> **Set exercise**: Answer with one number: the count of lines in the listing below that hold the word "SARA".

> **Provided entries**:
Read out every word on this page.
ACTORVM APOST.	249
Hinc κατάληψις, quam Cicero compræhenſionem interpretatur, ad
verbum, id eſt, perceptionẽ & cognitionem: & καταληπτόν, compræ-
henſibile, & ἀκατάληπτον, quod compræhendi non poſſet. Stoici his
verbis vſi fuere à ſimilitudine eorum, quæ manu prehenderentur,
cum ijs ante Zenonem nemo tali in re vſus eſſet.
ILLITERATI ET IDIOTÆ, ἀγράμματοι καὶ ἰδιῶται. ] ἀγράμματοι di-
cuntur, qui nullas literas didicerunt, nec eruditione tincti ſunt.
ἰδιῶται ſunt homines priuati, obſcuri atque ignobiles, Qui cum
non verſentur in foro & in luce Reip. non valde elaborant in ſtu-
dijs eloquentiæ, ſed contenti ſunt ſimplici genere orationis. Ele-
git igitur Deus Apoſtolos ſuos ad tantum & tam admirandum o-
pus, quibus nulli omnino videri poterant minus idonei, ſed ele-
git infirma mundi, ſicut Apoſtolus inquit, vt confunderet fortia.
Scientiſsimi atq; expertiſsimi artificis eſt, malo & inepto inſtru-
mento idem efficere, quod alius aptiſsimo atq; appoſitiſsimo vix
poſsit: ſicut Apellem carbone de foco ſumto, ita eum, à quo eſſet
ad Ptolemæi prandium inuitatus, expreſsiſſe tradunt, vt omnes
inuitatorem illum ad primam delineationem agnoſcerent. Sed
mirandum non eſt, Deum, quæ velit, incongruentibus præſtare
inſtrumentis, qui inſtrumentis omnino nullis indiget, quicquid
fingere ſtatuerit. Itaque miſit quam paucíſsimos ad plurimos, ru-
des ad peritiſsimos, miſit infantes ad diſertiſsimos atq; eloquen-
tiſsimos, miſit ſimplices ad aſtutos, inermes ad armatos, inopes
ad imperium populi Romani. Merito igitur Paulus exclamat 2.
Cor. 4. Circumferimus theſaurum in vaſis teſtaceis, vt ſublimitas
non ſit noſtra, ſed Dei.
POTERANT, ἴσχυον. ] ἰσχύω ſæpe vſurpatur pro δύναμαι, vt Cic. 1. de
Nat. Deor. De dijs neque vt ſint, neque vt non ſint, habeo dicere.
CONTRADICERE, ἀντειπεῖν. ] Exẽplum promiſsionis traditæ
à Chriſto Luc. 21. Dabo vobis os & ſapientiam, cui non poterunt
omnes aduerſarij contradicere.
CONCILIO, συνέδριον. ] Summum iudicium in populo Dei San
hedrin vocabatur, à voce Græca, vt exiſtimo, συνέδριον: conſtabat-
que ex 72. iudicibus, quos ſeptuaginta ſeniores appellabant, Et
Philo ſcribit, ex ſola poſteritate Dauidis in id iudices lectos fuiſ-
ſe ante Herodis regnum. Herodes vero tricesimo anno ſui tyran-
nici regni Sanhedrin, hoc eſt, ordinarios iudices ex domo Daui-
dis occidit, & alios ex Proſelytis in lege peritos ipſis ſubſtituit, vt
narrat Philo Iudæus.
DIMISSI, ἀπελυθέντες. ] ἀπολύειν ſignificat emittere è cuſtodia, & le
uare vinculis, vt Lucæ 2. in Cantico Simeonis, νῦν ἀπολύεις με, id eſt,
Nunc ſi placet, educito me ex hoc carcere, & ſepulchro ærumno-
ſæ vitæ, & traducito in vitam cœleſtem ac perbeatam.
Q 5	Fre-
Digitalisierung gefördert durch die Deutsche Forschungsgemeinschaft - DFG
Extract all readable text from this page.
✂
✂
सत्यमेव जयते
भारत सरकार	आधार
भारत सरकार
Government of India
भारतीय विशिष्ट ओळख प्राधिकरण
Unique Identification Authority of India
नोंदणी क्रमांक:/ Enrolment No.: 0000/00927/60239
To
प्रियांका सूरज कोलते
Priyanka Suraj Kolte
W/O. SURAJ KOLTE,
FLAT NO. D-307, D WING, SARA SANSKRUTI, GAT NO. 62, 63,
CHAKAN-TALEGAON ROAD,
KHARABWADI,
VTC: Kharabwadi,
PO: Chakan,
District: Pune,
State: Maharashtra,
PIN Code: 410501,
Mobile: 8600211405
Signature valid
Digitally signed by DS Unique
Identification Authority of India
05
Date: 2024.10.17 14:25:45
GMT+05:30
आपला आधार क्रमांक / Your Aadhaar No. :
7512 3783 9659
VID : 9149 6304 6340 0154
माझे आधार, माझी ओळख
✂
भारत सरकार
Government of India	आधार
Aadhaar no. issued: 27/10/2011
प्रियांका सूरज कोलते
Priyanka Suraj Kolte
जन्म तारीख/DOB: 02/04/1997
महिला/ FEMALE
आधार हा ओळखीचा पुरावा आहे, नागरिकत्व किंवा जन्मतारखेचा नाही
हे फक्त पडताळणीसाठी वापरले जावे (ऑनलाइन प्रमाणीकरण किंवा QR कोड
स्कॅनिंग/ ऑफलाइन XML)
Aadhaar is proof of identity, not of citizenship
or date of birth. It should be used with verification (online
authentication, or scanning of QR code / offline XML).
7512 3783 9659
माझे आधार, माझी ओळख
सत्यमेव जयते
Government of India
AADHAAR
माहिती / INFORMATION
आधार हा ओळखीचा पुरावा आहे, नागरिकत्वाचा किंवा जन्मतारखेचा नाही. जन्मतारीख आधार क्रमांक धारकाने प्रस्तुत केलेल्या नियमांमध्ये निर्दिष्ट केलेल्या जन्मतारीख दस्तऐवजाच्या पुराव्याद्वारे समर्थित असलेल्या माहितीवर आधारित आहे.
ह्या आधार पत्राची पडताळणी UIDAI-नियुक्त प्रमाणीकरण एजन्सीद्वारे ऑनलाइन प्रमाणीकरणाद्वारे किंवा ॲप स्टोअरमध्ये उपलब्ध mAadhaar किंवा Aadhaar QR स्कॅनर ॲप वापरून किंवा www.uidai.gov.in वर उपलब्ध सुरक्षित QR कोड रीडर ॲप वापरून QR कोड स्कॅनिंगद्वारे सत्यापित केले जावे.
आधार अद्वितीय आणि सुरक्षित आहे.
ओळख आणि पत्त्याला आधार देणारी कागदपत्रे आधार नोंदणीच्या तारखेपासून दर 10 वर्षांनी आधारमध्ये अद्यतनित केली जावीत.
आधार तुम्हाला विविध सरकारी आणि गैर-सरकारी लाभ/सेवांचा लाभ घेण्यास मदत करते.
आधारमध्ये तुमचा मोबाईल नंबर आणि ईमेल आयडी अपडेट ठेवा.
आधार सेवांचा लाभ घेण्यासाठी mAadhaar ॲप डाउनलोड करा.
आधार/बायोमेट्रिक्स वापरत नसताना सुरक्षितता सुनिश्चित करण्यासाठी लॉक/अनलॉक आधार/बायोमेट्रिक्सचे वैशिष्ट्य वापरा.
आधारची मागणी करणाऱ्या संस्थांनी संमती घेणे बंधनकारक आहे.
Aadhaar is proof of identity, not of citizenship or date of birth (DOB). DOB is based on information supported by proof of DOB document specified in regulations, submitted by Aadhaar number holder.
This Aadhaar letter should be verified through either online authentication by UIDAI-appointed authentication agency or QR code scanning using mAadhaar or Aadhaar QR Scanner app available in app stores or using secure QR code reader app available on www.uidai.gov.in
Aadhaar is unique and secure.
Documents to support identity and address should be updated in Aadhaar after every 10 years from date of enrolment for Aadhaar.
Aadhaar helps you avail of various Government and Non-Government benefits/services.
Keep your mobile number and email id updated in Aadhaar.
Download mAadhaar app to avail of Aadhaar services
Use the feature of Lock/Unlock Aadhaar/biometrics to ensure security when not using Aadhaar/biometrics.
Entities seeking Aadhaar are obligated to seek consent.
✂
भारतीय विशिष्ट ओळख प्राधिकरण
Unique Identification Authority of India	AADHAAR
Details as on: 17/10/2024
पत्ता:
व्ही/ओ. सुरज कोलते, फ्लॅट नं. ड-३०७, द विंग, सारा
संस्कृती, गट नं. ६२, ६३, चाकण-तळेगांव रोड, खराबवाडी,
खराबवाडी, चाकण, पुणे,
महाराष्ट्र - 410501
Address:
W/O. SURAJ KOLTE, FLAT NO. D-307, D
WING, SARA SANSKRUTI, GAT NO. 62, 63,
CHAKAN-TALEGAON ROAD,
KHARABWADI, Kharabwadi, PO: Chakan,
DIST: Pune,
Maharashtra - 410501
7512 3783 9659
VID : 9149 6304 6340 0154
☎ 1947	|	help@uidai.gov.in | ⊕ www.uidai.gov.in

> **Exercise result**: 2